#### EXERCISE
Your task is to give the data again, exactly, with every line intact.

─── DATA SHOWN ───

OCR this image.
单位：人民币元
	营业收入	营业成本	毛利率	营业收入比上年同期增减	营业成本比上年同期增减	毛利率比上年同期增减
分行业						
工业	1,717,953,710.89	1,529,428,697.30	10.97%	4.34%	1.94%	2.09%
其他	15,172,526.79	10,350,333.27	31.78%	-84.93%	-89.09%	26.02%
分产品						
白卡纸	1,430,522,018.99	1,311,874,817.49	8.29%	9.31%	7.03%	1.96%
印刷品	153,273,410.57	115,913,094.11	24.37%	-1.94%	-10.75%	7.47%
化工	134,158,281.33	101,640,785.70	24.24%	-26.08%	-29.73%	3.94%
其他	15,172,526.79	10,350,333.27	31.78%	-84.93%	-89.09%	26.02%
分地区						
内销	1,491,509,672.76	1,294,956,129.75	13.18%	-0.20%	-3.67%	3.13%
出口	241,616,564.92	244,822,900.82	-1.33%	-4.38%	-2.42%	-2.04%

───

#### THE RESPONSE
OCR this image.
单位：人民币元
	营业收入	营业成本	毛利率	营业收入比上年同期增减	营业成本比上年同期增减	毛利率比上年同期增减
分行业						
工业	1,717,953,710.89	1,529,428,697.30	10.97%	4.34%	1.94%	2.09%
其他	15,172,526.79	10,350,333.27	31.78%	-84.93%	-89.09%	26.02%
分产品						
白卡纸	1,430,522,018.99	1,311,874,817.49	8.29%	9.31%	7.03%	1.96%
印刷品	153,273,410.57	115,913,094.11	24.37%	-1.94%	-10.75%	7.47%
化工	134,158,281.33	101,640,785.70	24.24%	-26.08%	-29.73%	3.94%
其他	15,172,526.79	10,350,333.27	31.78%	-84.93%	-89.09%	26.02%
分地区						
内销	1,491,509,672.76	1,294,956,129.75	13.18%	-0.20%	-3.67%	3.13%
出口	241,616,564.92	244,822,900.82	-1.33%	-4.38%	-2.42%	-2.04%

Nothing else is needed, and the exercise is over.